§ **Exercise task**
Locate all lines in the data below that hold "Development" and show them.

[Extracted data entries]
----

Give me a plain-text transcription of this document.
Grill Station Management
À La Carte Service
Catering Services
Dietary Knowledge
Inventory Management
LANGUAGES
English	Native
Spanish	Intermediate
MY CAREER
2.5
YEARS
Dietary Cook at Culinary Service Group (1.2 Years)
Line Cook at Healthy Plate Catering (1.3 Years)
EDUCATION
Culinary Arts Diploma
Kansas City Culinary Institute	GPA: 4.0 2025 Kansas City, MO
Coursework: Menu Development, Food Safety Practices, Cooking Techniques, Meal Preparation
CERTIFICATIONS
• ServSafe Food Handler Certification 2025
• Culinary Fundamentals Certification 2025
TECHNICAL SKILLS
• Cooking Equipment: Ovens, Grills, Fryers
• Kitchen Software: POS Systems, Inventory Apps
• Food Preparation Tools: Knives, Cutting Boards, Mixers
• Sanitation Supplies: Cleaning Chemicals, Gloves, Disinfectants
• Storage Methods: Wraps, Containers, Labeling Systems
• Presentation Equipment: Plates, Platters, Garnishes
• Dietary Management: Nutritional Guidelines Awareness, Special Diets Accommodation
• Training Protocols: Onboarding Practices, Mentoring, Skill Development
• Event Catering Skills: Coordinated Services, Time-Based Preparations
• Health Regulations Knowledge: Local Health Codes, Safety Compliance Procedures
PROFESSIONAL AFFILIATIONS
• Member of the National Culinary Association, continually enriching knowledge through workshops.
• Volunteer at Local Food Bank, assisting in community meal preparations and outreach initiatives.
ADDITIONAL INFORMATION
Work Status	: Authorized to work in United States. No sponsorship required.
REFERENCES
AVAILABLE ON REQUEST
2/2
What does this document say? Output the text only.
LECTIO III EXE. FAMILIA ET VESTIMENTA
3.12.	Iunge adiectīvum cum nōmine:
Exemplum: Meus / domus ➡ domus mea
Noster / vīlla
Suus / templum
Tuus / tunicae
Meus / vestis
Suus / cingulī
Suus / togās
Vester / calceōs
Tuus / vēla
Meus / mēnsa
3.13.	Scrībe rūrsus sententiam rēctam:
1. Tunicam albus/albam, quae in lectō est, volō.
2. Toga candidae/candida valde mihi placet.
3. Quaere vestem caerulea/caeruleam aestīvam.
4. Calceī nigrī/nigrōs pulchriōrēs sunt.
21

----

§ **Solution**
Coursework: Menu Development, Food Safety Practices, Cooking Techniques, Meal Preparation
• Training Protocols: Onboarding Practices, Mentoring, Skill Development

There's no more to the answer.